■ Exercise description
The records below are to be copied word for word, with every picture left out.
[start of Supplied entries]
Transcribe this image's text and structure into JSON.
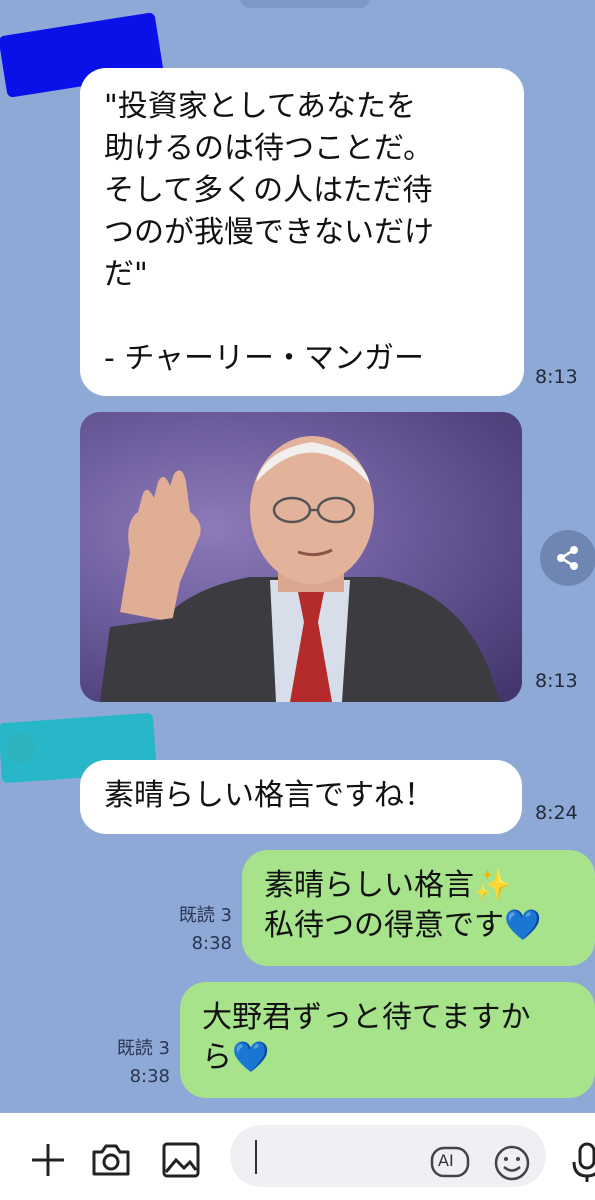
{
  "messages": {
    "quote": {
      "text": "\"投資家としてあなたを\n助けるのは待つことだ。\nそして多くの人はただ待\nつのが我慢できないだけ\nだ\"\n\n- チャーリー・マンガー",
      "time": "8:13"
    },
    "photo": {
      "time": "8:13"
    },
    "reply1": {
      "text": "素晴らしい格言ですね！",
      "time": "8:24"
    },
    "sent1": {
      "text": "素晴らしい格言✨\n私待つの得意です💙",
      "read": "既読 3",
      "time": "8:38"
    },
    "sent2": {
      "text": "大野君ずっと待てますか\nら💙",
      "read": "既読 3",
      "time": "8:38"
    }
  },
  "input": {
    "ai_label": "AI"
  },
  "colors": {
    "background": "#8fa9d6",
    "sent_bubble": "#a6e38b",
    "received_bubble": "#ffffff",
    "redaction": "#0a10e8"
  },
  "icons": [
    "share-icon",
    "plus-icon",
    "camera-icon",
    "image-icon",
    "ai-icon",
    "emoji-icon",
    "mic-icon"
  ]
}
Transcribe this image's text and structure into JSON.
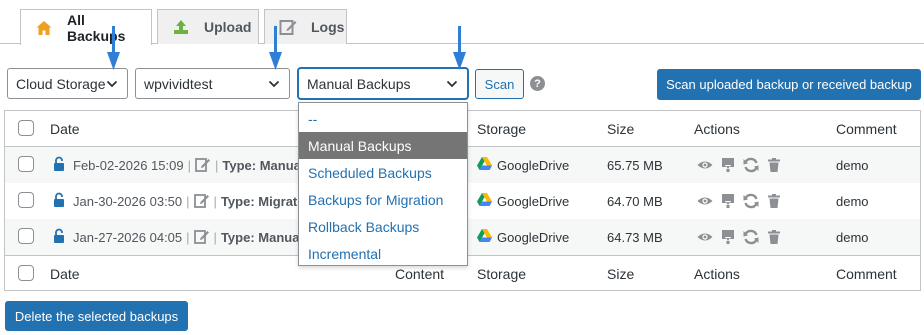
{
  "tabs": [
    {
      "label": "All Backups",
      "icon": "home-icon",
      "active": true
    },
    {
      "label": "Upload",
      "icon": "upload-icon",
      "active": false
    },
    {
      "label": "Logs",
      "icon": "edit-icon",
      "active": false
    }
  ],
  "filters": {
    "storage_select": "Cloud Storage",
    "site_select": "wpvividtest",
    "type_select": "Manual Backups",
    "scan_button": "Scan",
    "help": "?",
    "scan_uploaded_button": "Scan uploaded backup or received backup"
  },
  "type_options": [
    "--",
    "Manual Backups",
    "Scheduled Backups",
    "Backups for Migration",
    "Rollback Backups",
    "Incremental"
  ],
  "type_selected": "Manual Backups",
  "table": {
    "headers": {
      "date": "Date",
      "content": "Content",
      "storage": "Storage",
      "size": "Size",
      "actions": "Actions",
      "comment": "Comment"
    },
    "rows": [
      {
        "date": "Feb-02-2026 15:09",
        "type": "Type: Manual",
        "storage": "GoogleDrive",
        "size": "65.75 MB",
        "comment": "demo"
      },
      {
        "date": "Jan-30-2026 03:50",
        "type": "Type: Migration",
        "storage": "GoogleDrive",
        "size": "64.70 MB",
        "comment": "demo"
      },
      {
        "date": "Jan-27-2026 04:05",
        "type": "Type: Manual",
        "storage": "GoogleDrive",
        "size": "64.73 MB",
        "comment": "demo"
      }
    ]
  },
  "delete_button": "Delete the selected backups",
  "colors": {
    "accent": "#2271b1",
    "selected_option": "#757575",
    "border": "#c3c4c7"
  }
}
[end of Supplied entries]
■ Task response
Transcribe this image's text and structure into JSON.
{
  "messages": {
    "quote": {
      "text": "\"投資家としてあなたを\n助けるのは待つことだ。\nそして多くの人はただ待\nつのが我慢できないだけ\nだ\"\n\n- チャーリー・マンガー",
      "time": "8:13"
    },
    "photo": {
      "time": "8:13"
    },
    "reply1": {
      "text": "素晴らしい格言ですね！",
      "time": "8:24"
    },
    "sent1": {
      "text": "素晴らしい格言✨\n私待つの得意です💙",
      "read": "既読 3",
      "time": "8:38"
    },
    "sent2": {
      "text": "大野君ずっと待てますか\nら💙",
      "read": "既読 3",
      "time": "8:38"
    }
  },
  "input": {
    "ai_label": "AI"
  },
  "colors": {
    "background": "#8fa9d6",
    "sent_bubble": "#a6e38b",
    "received_bubble": "#ffffff",
    "redaction": "#0a10e8"
  },
  "icons": [
    "share-icon",
    "plus-icon",
    "camera-icon",
    "image-icon",
    "ai-icon",
    "emoji-icon",
    "mic-icon"
  ]
}
Transcribe this image's text and structure into JSON.
{
  "tabs": [
    {
      "label": "All Backups",
      "icon": "home-icon",
      "active": true
    },
    {
      "label": "Upload",
      "icon": "upload-icon",
      "active": false
    },
    {
      "label": "Logs",
      "icon": "edit-icon",
      "active": false
    }
  ],
  "filters": {
    "storage_select": "Cloud Storage",
    "site_select": "wpvividtest",
    "type_select": "Manual Backups",
    "scan_button": "Scan",
    "help": "?",
    "scan_uploaded_button": "Scan uploaded backup or received backup"
  },
  "type_options": [
    "--",
    "Manual Backups",
    "Scheduled Backups",
    "Backups for Migration",
    "Rollback Backups",
    "Incremental"
  ],
  "type_selected": "Manual Backups",
  "table": {
    "headers": {
      "date": "Date",
      "content": "Content",
      "storage": "Storage",
      "size": "Size",
      "actions": "Actions",
      "comment": "Comment"
    },
    "rows": [
      {
        "date": "Feb-02-2026 15:09",
        "type": "Type: Manual",
        "storage": "GoogleDrive",
        "size": "65.75 MB",
        "comment": "demo"
      },
      {
        "date": "Jan-30-2026 03:50",
        "type": "Type: Migration",
        "storage": "GoogleDrive",
        "size": "64.70 MB",
        "comment": "demo"
      },
      {
        "date": "Jan-27-2026 04:05",
        "type": "Type: Manual",
        "storage": "GoogleDrive",
        "size": "64.73 MB",
        "comment": "demo"
      }
    ]
  },
  "delete_button": "Delete the selected backups",
  "colors": {
    "accent": "#2271b1",
    "selected_option": "#757575",
    "border": "#c3c4c7"
  }
}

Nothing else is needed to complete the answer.